» **WHAT YOU WILL DO**
Please copy out, unchanged, the rows from the first one through the line that contains "step-text: (Power) button", including that line.

» **INPUT ROWS**
-=-=-=-=-

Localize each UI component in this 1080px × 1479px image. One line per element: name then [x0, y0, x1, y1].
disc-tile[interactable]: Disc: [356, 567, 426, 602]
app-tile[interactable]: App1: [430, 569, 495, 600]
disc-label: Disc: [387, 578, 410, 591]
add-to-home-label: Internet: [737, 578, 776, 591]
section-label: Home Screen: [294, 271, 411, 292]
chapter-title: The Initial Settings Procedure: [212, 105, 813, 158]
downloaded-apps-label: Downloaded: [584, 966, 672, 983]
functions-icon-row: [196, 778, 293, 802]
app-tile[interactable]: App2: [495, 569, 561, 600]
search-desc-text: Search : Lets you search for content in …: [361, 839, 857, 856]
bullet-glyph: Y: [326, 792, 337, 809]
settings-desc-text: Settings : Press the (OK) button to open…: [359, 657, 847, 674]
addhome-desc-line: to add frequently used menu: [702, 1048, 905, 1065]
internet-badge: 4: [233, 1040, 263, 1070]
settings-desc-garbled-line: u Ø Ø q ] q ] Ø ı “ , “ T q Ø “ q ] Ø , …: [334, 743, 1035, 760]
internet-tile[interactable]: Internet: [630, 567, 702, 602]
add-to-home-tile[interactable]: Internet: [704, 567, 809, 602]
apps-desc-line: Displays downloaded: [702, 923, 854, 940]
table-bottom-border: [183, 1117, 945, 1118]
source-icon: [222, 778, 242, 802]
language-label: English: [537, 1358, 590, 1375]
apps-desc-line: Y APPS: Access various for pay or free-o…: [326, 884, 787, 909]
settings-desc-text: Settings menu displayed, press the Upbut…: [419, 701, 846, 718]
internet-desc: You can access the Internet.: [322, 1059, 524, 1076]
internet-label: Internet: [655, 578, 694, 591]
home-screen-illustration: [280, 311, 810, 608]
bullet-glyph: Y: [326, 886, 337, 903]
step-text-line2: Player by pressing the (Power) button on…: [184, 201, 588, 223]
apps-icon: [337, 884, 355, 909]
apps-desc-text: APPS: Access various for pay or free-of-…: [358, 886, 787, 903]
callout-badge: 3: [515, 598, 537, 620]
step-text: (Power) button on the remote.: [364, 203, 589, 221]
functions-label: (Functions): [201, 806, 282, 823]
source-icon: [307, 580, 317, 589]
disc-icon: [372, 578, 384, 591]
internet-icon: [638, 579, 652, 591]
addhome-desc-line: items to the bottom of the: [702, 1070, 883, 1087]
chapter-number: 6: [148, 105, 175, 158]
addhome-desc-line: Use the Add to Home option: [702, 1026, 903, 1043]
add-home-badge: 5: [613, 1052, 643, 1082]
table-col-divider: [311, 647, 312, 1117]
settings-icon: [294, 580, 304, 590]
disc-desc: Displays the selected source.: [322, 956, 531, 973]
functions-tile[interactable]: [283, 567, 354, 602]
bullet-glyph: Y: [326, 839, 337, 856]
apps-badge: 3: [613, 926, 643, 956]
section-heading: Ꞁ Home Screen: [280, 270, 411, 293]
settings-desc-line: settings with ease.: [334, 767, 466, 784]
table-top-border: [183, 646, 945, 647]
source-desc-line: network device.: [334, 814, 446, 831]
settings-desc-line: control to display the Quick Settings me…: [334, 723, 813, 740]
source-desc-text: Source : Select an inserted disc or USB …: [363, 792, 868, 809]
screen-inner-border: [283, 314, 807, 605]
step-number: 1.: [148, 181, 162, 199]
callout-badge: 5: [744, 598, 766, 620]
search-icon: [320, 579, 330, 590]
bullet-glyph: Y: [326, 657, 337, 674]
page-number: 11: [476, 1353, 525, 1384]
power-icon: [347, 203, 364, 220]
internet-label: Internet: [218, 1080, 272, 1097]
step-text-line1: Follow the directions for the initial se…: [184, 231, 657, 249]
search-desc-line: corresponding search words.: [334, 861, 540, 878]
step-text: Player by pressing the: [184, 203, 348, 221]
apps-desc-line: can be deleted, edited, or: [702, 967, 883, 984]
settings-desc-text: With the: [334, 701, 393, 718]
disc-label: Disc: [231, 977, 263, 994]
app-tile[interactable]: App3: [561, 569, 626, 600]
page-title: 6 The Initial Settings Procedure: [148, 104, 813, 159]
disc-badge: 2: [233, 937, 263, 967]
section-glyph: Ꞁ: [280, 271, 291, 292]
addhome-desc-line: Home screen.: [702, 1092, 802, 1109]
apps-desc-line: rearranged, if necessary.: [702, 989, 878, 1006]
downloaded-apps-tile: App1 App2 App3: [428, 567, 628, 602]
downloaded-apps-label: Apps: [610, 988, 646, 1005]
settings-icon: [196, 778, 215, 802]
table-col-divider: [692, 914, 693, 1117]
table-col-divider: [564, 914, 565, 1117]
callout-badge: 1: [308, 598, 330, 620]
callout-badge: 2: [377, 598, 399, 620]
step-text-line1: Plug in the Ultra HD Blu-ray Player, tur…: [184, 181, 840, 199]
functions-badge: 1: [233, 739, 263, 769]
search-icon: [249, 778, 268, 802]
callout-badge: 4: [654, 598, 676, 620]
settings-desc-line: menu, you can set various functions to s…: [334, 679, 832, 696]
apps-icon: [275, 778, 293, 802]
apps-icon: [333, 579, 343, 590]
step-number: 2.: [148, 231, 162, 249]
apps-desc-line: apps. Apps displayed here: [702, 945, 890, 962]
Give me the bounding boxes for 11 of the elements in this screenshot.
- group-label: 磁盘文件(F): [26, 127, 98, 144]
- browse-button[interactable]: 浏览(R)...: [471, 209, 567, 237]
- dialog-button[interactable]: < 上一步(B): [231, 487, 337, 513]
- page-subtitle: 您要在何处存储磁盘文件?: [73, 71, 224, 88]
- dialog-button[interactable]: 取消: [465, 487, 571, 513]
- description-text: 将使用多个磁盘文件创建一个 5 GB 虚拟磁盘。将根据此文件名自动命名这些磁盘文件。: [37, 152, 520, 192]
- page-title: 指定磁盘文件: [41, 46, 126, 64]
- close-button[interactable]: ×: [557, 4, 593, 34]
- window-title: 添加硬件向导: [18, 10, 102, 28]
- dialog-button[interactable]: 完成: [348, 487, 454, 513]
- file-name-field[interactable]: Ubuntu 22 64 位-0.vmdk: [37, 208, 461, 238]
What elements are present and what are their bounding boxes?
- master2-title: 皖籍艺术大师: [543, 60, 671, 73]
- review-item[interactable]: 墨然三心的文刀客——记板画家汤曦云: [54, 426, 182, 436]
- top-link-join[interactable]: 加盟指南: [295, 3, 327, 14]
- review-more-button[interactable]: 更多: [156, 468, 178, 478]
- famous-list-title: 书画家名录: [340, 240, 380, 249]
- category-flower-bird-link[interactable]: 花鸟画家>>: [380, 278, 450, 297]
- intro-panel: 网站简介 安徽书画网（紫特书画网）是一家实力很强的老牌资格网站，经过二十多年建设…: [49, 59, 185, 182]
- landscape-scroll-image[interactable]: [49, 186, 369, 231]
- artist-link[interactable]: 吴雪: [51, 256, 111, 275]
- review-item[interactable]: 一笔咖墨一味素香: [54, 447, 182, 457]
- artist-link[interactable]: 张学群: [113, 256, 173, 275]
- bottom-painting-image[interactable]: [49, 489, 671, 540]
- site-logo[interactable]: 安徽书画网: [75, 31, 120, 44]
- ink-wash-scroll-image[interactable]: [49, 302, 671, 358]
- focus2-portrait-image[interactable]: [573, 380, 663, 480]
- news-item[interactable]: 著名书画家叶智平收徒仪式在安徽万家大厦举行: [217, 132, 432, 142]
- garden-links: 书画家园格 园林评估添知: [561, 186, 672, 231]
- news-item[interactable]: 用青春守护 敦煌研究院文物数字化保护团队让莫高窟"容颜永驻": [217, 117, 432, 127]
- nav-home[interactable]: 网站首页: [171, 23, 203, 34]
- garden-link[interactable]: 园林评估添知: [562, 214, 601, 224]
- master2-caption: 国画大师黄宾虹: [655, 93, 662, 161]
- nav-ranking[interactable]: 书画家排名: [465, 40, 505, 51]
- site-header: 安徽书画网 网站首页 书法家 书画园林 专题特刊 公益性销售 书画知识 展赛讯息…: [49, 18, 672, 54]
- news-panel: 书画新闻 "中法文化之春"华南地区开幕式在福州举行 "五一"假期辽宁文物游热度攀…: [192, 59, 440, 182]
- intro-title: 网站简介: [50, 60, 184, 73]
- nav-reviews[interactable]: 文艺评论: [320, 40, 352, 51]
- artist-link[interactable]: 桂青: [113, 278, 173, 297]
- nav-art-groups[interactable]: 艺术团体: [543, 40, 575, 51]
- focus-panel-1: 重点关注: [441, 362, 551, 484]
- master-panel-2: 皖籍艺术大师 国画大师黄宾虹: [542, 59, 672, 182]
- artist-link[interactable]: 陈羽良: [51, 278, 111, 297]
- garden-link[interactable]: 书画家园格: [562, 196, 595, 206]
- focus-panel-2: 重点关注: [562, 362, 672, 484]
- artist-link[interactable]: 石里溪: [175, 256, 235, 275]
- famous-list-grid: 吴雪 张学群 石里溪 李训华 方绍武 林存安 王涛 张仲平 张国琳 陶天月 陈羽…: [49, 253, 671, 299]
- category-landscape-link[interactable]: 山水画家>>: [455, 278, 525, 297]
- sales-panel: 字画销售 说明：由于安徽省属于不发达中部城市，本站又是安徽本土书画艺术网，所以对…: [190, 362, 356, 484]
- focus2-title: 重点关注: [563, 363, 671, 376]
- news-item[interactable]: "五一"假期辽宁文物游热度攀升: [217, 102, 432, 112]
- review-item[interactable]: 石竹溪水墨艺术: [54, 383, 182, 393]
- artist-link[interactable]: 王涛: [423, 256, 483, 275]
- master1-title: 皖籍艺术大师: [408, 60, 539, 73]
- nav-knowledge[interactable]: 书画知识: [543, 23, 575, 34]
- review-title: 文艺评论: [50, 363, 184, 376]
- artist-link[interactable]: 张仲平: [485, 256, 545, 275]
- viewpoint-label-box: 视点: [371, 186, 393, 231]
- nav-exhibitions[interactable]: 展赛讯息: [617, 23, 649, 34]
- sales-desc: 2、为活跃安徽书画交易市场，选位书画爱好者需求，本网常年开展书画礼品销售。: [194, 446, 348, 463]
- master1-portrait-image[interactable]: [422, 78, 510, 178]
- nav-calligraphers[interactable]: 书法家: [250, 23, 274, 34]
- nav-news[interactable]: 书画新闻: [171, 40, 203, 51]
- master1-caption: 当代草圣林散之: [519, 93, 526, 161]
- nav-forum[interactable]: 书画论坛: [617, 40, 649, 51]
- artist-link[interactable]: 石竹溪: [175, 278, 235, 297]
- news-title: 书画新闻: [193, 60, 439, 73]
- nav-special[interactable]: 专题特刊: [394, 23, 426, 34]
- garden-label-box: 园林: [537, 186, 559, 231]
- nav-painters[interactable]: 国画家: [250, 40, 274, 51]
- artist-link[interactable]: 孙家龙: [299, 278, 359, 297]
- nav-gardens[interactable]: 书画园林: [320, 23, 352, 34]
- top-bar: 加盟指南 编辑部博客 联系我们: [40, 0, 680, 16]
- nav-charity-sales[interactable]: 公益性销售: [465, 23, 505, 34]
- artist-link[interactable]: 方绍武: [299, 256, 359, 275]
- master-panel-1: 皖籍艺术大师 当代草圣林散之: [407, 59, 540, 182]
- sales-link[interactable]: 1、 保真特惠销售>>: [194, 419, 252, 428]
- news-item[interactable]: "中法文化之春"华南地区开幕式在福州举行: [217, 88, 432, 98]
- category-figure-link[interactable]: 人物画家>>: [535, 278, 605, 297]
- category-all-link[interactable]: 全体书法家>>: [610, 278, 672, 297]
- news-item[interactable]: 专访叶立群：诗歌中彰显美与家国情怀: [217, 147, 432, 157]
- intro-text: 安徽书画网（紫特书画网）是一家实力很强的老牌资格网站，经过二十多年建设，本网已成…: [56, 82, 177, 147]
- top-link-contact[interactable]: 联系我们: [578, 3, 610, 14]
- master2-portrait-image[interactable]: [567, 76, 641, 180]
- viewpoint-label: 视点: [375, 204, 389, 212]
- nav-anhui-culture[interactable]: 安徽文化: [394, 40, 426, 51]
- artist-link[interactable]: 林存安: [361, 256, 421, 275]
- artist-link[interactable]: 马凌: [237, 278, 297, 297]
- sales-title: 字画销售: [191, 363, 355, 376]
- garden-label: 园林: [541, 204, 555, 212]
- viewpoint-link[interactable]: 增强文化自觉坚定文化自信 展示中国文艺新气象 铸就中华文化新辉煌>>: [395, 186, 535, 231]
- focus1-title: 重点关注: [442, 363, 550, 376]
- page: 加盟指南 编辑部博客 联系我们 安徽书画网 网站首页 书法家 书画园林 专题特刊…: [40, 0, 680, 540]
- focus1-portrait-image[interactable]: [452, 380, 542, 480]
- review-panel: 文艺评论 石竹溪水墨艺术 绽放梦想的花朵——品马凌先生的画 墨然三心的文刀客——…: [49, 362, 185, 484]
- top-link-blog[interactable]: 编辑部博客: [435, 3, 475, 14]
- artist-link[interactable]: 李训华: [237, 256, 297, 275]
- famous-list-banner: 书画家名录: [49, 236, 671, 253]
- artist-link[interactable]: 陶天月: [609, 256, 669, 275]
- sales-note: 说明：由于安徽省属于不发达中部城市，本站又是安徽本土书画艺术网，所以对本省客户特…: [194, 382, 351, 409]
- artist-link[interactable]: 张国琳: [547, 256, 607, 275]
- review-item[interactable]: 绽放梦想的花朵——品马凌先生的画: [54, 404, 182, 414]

-=-=-=-=-

» **OUTPUT FOR THIS TASK**
Localize each UI component in this 1080px × 1479px image. One line per element: name then [x0, y0, x1, y1].
disc-tile[interactable]: Disc: [356, 567, 426, 602]
app-tile[interactable]: App1: [430, 569, 495, 600]
disc-label: Disc: [387, 578, 410, 591]
add-to-home-label: Internet: [737, 578, 776, 591]
section-label: Home Screen: [294, 271, 411, 292]
chapter-title: The Initial Settings Procedure: [212, 105, 813, 158]
downloaded-apps-label: Downloaded: [584, 966, 672, 983]
functions-icon-row: [196, 778, 293, 802]
app-tile[interactable]: App2: [495, 569, 561, 600]
search-desc-text: Search : Lets you search for content in …: [361, 839, 857, 856]
bullet-glyph: Y: [326, 792, 337, 809]
settings-desc-text: Settings : Press the (OK) button to open…: [359, 657, 847, 674]
addhome-desc-line: to add frequently used menu: [702, 1048, 905, 1065]
internet-badge: 4: [233, 1040, 263, 1070]
settings-desc-garbled-line: u Ø Ø q ] q ] Ø ı “ , “ T q Ø “ q ] Ø , …: [334, 743, 1035, 760]
internet-tile[interactable]: Internet: [630, 567, 702, 602]
add-to-home-tile[interactable]: Internet: [704, 567, 809, 602]
apps-desc-line: Displays downloaded: [702, 923, 854, 940]
table-bottom-border: [183, 1117, 945, 1118]
source-icon: [222, 778, 242, 802]
language-label: English: [537, 1358, 590, 1375]
apps-desc-line: Y APPS: Access various for pay or free-o…: [326, 884, 787, 909]
settings-desc-text: Settings menu displayed, press the Upbut…: [419, 701, 846, 718]
internet-desc: You can access the Internet.: [322, 1059, 524, 1076]
internet-label: Internet: [655, 578, 694, 591]
home-screen-illustration: [280, 311, 810, 608]
bullet-glyph: Y: [326, 886, 337, 903]
step-text-line2: Player by pressing the (Power) button on…: [184, 201, 588, 223]
apps-icon: [337, 884, 355, 909]
apps-desc-text: APPS: Access various for pay or free-of-…: [358, 886, 787, 903]
callout-badge: 3: [515, 598, 537, 620]
step-text: (Power) button on the remote.: [364, 203, 589, 221]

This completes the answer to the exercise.